> _Aim_
Copy the lines from the line with "rate-point-1995 <box>194 259 206 271</box>" up to and including the line with "bar-utilization-2019 <box>662 154", switching "rate-point" to "rate-marker" and leaving everything else unchanged.

----- Data provided

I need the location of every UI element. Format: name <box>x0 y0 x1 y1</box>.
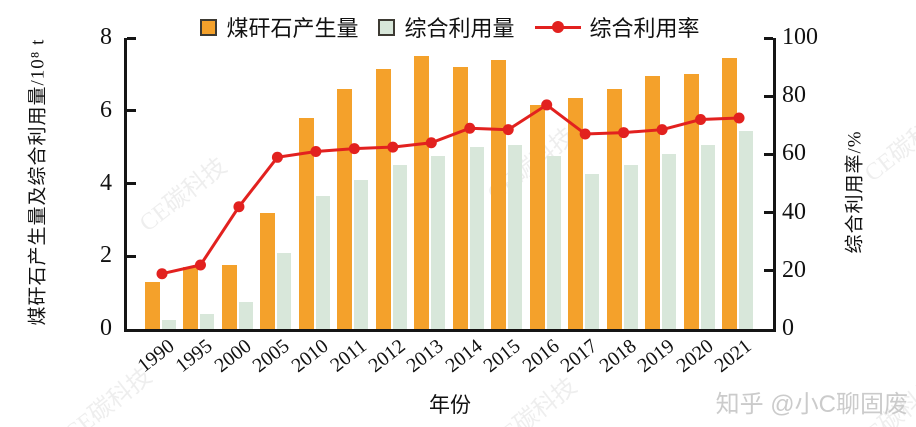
rate-point-1995 <box>194 259 206 271</box>
bar-utilization-2016 <box>546 156 561 329</box>
legend-item-utilization: 综合利用量 <box>378 11 515 43</box>
bar-group-1995 <box>183 267 215 329</box>
bar-utilization-2013 <box>431 156 446 329</box>
bar-production-2018 <box>606 88 622 329</box>
green-square-icon <box>378 18 396 36</box>
right-axis-tick-labels: 0 20 40 60 80 100 <box>779 24 869 341</box>
rate-point-2021 <box>733 112 745 124</box>
right-tick-label-60: 60 <box>782 140 806 167</box>
right-tick-40 <box>764 211 773 215</box>
rate-point-2015 <box>502 124 514 136</box>
legend-label-rate: 综合利用率 <box>589 16 700 41</box>
bar-production-2016 <box>529 105 545 329</box>
rate-point-2014 <box>464 122 476 134</box>
right-tick-60 <box>764 152 773 156</box>
legend-label-utilization: 综合利用量 <box>404 16 515 41</box>
bar-utilization-1990 <box>162 319 176 329</box>
rate-point-2011 <box>348 143 360 155</box>
bar-utilization-2019 <box>662 154 677 329</box>
bar-group-2019 <box>645 76 677 329</box>
bar-production-1990 <box>145 281 160 329</box>
left-tick-2 <box>127 254 136 258</box>
left-tick-label-8: 8 <box>100 23 112 50</box>
bar-production-2005 <box>260 212 276 329</box>
rate-point-2018 <box>618 127 630 139</box>
left-tick-6 <box>127 109 136 113</box>
right-tick-label-0: 0 <box>782 314 794 341</box>
bar-utilization-2015 <box>508 145 523 329</box>
plot-area <box>124 36 776 332</box>
legend-item-production: 煤矸石产生量 <box>200 11 358 43</box>
bar-production-2013 <box>414 56 430 329</box>
left-tick-4 <box>127 182 136 185</box>
rate-point-1990 <box>156 268 168 280</box>
bar-production-2000 <box>221 265 237 329</box>
bar-utilization-2018 <box>623 165 638 329</box>
x-axis-title: 年份 <box>429 393 471 417</box>
bar-group-2017 <box>568 98 600 329</box>
plot-inner <box>127 38 773 329</box>
bar-group-2020 <box>683 74 715 329</box>
orange-square-icon <box>200 18 218 36</box>
legend-label-production: 煤矸石产生量 <box>226 16 359 41</box>
bar-utilization-2020 <box>700 145 715 329</box>
right-tick-label-20: 20 <box>782 256 806 283</box>
bar-utilization-2021 <box>739 130 754 329</box>
bar-utilization-2005 <box>277 252 292 329</box>
right-tick-label-100: 100 <box>782 23 818 50</box>
right-tick-label-80: 80 <box>782 82 806 109</box>
bar-utilization-2014 <box>469 147 484 329</box>
rate-point-2019 <box>656 124 668 136</box>
bar-group-2015 <box>491 59 523 329</box>
rate-point-2012 <box>387 141 399 153</box>
bar-utilization-2017 <box>585 174 600 329</box>
right-tick-label-40: 40 <box>782 198 806 225</box>
bar-group-2021 <box>722 58 754 329</box>
right-tick-80 <box>764 94 773 98</box>
chart-legend: 煤矸石产生量 综合利用量 综合利用率 <box>127 12 773 42</box>
bar-group-2005 <box>260 212 292 329</box>
credit-watermark: 知乎 @小C聊固废 <box>715 391 908 418</box>
bar-utilization-1995 <box>200 314 215 329</box>
rate-point-2017 <box>579 128 591 140</box>
bar-group-2013 <box>414 56 446 329</box>
left-tick-label-0: 0 <box>100 314 112 341</box>
bar-production-2012 <box>375 68 391 329</box>
bar-group-2010 <box>298 118 330 329</box>
legend-item-rate: 综合利用率 <box>534 11 700 43</box>
rate-point-2005 <box>271 151 283 163</box>
rate-point-2013 <box>425 137 437 149</box>
right-tick-100 <box>764 36 773 40</box>
bar-utilization-2011 <box>354 179 369 329</box>
bar-utilization-2010 <box>315 196 330 329</box>
bar-utilization-2000 <box>238 301 253 329</box>
left-tick-8 <box>127 36 136 40</box>
bar-production-1995 <box>183 267 199 329</box>
bar-production-2021 <box>722 58 738 329</box>
bar-group-2000 <box>221 265 253 329</box>
bar-production-2019 <box>645 76 661 329</box>
rate-point-2020 <box>695 113 707 125</box>
bar-production-2020 <box>683 74 699 329</box>
bar-group-2018 <box>606 88 638 329</box>
bar-group-2016 <box>529 105 561 329</box>
left-axis-tick-labels: 0 2 4 6 8 <box>0 24 118 341</box>
bar-group-2012 <box>375 68 407 329</box>
bar-utilization-2012 <box>392 165 407 329</box>
left-tick-label-6: 6 <box>100 96 112 123</box>
red-line-marker-icon <box>534 21 581 33</box>
left-tick-label-2: 2 <box>100 242 112 269</box>
bar-production-2017 <box>568 98 584 329</box>
bar-group-1990 <box>145 281 176 329</box>
bar-production-2010 <box>298 118 314 329</box>
rate-point-2010 <box>310 145 322 157</box>
utilization-rate-line <box>156 99 745 280</box>
left-tick-label-4: 4 <box>100 169 112 196</box>
bar-production-2015 <box>491 59 507 329</box>
right-tick-20 <box>764 269 773 273</box>
rate-point-2000 <box>233 201 245 213</box>
rate-point-2016 <box>541 99 553 111</box>
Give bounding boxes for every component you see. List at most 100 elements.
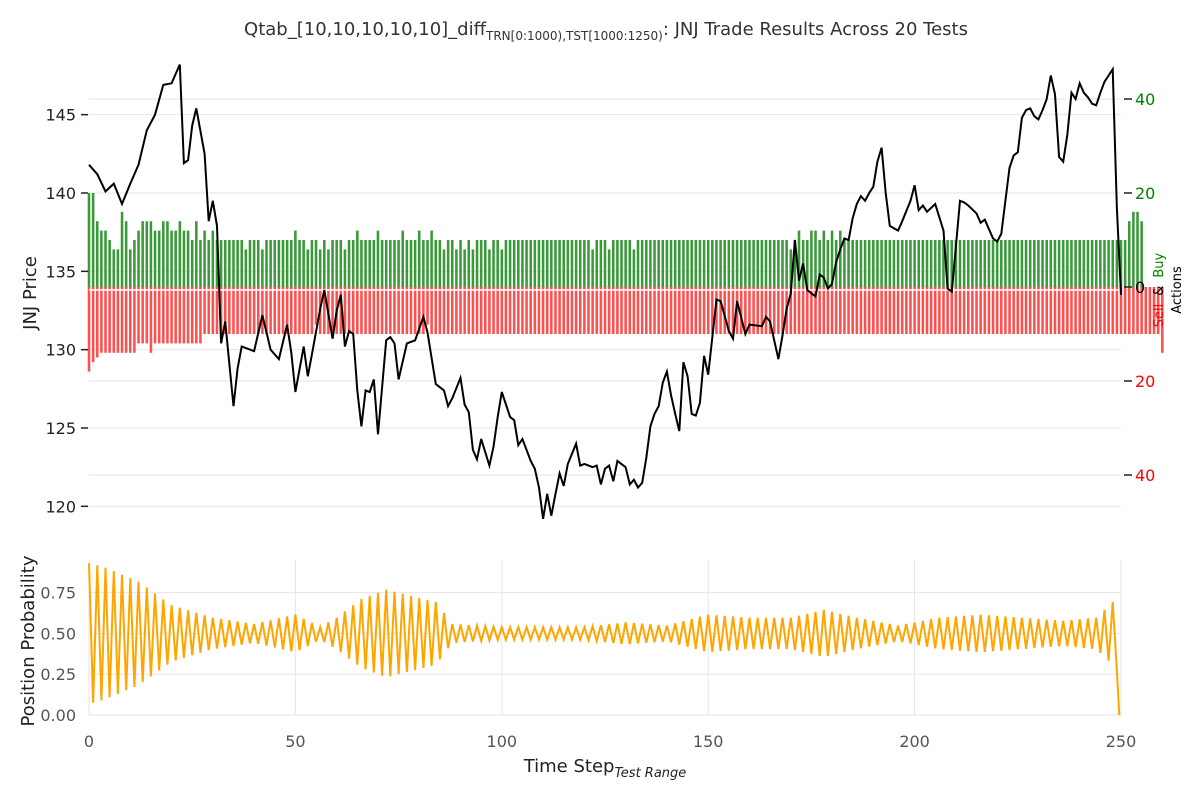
buy-bar (830, 230, 834, 287)
buy-bar (1132, 211, 1135, 287)
sell-bar (541, 287, 545, 334)
sell-bar (744, 287, 747, 334)
sell-bar (735, 287, 739, 334)
buy-bar (665, 240, 669, 287)
buy-bar (302, 240, 305, 287)
buy-bar (797, 230, 801, 287)
sell-bar (591, 287, 594, 334)
sell-bar (562, 287, 565, 334)
sell-bar (929, 287, 933, 334)
sell-bar (1070, 287, 1073, 334)
buy-bar (219, 240, 223, 287)
sell-bar (1053, 287, 1057, 334)
sell-bar (1045, 287, 1048, 334)
sell-bar (665, 287, 669, 334)
actions-tick-label: 0 (1135, 278, 1145, 297)
sell-bar (1012, 287, 1015, 334)
buy-bar (261, 249, 264, 287)
sell-bar (265, 287, 268, 334)
buy-bar (756, 240, 760, 287)
buy-bar (157, 230, 161, 287)
actions-tick-label: 20 (1135, 184, 1155, 203)
buy-bar (401, 230, 405, 287)
buy-bar (376, 230, 380, 287)
buy-bar (595, 240, 599, 287)
buy-bar (162, 221, 165, 287)
buy-bar (1082, 240, 1086, 287)
buy-bar (739, 240, 743, 287)
sell-bar (694, 287, 698, 334)
buy-bar (455, 249, 458, 287)
buy-bar (508, 240, 512, 287)
sell-bar (632, 287, 636, 334)
sell-bar (314, 287, 318, 325)
sell-bar (805, 287, 809, 334)
buy-bar (228, 240, 231, 287)
buy-bar (607, 249, 611, 287)
buy-bar (368, 240, 371, 287)
buy-bar (446, 240, 450, 287)
probability-y-ticks: 0.00 0.25 0.50 0.75 (40, 584, 76, 725)
sell-bar (777, 287, 780, 334)
buy-bar (1107, 240, 1110, 287)
buy-bar (657, 240, 660, 287)
sell-bar (661, 287, 665, 334)
actions-label-sell: Sell (1152, 304, 1167, 327)
buy-bar (917, 240, 921, 287)
buy-bar (413, 240, 417, 287)
buy-bar (1037, 240, 1040, 287)
sell-bar (888, 287, 892, 334)
chart-title-tail: : JNJ Trade Results Across 20 Tests (663, 19, 968, 40)
sell-bar (174, 287, 177, 344)
buy-bar (867, 240, 871, 287)
buy-bar (1086, 240, 1090, 287)
sell-bar (232, 287, 235, 334)
buy-bar (550, 240, 553, 287)
buy-bar (1057, 240, 1061, 287)
buy-bar (1012, 240, 1015, 287)
buy-bar (124, 221, 128, 287)
buy-bar (256, 240, 260, 287)
x-axis-label-main: Time Step (523, 756, 615, 777)
buy-bar (826, 240, 830, 287)
buy-bar (892, 240, 896, 287)
buy-bar (467, 240, 471, 287)
sell-bar (182, 287, 186, 344)
buy-bar (512, 240, 516, 287)
buy-bar (1123, 240, 1127, 287)
buy-bar (942, 240, 945, 287)
sell-bar (100, 287, 103, 353)
buy-bar (1008, 240, 1011, 287)
sell-bar (554, 287, 557, 334)
buy-bar (153, 230, 157, 287)
sell-bar (814, 287, 817, 334)
x-axis-label-subscript: Test Range (614, 766, 686, 781)
buy-bar (479, 240, 483, 287)
sell-bar (244, 287, 248, 334)
buy-bar (285, 240, 289, 287)
sell-bar (533, 287, 537, 334)
sell-bar (442, 287, 446, 334)
buy-bar (380, 240, 384, 287)
sell-bar (178, 287, 182, 344)
buy-bar (814, 230, 817, 287)
sell-bar (678, 287, 681, 334)
sell-bar (682, 287, 685, 334)
buy-bar (673, 240, 677, 287)
buy-bar (727, 240, 731, 287)
price-axis-label: JNJ Price (20, 256, 41, 331)
sell-bar (847, 287, 850, 334)
buy-bar (649, 240, 652, 287)
sell-bar (521, 287, 524, 334)
buy-bar (715, 240, 718, 287)
sell-bar (673, 287, 677, 334)
buy-bar (938, 240, 941, 287)
buy-bar (1115, 240, 1119, 287)
sell-bar (417, 287, 421, 334)
buy-bar (855, 240, 859, 287)
sell-bar (166, 287, 169, 344)
sell-bar (872, 287, 875, 334)
price-tick-label: 125 (45, 419, 76, 438)
sell-bar (913, 287, 916, 334)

----------

> _Exercise answer_
rate-marker-1995 <box>194 259 206 271</box>
bar-utilization-2016 <box>546 156 561 329</box>
legend-item-utilization: 综合利用量 <box>378 11 515 43</box>
bar-group-1995 <box>183 267 215 329</box>
bar-utilization-2013 <box>431 156 446 329</box>
bar-production-2018 <box>606 88 622 329</box>
green-square-icon <box>378 18 396 36</box>
right-axis-tick-labels: 0 20 40 60 80 100 <box>779 24 869 341</box>
rate-marker-2021 <box>733 112 745 124</box>
right-tick-label-60: 60 <box>782 140 806 167</box>
right-tick-40 <box>764 211 773 215</box>
rate-marker-2015 <box>502 124 514 136</box>
legend-label-rate: 综合利用率 <box>589 16 700 41</box>
bar-production-2016 <box>529 105 545 329</box>
rate-marker-2014 <box>464 122 476 134</box>
right-tick-60 <box>764 152 773 156</box>
legend-label-utilization: 综合利用量 <box>404 16 515 41</box>
bar-utilization-1990 <box>162 319 176 329</box>
rate-marker-2011 <box>348 143 360 155</box>
bar-utilization-2019 <box>662 154 677 329</box>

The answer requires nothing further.